>> Start

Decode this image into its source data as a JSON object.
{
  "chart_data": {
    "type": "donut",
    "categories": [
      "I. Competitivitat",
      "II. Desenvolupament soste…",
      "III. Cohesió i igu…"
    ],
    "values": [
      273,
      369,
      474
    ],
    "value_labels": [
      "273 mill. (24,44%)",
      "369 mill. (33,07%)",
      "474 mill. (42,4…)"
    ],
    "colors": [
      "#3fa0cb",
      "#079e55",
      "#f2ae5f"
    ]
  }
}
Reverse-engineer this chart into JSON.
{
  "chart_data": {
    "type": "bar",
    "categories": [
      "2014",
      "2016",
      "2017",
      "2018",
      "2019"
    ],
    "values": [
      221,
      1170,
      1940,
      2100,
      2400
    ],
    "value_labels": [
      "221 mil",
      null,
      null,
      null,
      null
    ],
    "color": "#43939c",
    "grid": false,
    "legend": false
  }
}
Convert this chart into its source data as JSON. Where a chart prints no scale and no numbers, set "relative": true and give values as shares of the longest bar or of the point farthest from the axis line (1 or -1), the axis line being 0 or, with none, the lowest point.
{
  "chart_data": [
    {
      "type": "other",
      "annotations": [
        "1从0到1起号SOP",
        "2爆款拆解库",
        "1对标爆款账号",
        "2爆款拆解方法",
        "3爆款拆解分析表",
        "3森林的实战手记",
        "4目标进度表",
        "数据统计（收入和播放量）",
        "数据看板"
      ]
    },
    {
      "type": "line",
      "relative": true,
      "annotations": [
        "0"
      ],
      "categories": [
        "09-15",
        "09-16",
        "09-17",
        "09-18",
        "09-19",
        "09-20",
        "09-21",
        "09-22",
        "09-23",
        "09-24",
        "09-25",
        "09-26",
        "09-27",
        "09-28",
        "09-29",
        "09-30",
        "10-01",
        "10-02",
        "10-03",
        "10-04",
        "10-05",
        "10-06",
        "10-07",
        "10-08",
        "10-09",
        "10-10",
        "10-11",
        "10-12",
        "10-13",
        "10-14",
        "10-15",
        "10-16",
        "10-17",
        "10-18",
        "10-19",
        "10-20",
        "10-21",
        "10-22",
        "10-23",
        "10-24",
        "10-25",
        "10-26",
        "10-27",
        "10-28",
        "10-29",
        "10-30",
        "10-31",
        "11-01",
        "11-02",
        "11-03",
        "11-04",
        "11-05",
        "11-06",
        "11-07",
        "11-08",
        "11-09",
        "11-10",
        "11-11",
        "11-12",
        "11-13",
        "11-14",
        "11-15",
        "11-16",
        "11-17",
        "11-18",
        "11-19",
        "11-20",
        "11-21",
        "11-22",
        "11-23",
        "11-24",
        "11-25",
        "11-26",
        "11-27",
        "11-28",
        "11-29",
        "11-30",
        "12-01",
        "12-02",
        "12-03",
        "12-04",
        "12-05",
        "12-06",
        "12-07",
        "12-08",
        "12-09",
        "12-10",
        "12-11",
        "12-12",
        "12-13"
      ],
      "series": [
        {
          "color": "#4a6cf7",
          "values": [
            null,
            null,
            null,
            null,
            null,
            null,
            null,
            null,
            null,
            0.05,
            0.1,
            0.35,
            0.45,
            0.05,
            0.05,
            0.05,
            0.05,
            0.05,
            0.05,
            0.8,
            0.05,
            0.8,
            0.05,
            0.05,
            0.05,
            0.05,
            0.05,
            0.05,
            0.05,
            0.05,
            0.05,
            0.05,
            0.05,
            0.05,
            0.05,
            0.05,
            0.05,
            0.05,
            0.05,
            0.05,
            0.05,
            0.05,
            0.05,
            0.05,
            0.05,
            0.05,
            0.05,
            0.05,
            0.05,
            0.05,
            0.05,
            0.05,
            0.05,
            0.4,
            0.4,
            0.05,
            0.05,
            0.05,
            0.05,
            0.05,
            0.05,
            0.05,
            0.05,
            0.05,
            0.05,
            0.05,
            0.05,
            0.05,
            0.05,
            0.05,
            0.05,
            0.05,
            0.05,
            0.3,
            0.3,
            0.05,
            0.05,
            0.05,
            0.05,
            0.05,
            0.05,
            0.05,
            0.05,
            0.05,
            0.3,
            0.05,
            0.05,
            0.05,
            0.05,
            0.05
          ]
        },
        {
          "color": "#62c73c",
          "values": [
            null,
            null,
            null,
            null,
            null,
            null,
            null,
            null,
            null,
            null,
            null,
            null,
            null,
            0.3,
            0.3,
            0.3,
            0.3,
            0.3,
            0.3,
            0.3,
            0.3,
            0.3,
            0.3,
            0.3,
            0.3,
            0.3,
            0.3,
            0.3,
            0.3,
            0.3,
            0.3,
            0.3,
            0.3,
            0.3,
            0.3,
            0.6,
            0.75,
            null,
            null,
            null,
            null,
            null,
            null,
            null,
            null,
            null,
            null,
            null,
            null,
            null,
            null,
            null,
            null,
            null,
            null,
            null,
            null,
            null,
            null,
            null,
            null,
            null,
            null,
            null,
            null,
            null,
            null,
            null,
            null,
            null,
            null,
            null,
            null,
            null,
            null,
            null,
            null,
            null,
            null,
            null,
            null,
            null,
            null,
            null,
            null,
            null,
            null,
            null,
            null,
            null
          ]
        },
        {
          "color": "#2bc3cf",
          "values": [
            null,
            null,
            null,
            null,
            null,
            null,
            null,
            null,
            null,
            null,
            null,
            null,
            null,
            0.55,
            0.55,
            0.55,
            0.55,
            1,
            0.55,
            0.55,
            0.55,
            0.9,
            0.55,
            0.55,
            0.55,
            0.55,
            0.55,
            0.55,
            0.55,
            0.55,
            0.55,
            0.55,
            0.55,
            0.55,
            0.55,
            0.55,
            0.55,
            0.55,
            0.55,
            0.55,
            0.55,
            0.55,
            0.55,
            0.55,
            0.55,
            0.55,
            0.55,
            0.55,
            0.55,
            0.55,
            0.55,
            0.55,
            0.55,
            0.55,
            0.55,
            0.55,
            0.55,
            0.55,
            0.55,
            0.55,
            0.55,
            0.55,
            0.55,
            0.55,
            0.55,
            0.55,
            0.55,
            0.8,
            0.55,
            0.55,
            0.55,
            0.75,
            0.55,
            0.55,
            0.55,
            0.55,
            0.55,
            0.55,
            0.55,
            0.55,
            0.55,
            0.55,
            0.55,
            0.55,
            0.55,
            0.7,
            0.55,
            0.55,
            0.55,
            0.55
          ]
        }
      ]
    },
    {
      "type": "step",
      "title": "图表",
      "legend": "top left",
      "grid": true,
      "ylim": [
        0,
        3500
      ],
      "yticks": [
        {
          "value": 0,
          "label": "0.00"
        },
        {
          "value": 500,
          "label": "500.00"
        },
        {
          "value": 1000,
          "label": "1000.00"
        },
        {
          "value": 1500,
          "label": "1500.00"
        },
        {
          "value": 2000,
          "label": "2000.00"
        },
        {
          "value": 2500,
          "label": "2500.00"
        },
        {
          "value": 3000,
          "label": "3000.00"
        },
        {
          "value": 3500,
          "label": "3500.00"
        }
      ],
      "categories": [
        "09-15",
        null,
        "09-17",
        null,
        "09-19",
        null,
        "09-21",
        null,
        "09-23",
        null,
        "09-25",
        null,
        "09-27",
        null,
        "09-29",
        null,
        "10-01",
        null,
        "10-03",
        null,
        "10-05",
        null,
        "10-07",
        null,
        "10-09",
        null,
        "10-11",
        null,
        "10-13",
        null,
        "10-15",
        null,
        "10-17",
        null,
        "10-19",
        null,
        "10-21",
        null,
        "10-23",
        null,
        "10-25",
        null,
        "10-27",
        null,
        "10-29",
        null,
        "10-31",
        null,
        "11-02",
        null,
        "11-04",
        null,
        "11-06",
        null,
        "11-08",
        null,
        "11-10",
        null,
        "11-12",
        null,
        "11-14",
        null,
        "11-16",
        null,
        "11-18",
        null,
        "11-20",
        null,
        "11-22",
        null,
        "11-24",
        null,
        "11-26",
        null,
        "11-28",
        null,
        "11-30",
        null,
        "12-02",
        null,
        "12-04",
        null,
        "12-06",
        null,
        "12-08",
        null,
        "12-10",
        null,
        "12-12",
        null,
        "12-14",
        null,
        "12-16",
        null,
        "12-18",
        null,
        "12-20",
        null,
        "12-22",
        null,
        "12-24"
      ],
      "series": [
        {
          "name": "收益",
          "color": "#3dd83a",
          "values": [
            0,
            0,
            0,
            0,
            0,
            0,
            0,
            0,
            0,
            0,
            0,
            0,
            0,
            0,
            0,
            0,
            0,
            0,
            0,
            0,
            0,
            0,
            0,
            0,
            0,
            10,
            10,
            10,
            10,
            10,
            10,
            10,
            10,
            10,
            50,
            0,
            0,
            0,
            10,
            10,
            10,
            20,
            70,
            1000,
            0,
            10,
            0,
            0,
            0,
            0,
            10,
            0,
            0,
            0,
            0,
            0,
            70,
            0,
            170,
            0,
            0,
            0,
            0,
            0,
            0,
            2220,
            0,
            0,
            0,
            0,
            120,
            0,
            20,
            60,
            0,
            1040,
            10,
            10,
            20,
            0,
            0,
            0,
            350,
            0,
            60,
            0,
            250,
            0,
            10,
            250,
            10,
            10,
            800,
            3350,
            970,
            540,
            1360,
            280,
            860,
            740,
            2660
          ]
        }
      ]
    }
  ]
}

>> End

Return every line of the preceding records in which the word "this" appears.

Decode this image into its source data as a JSON object.
Reverse-engineer this chart into JSON.
Convert this chart into its source data as JSON. Where a chart prints no scale and no numbers, set "relative": true and give values as shares of the longest bar or of the point farthest from the axis line (1 or -1), the axis line being 0 or, with none, the lowest point.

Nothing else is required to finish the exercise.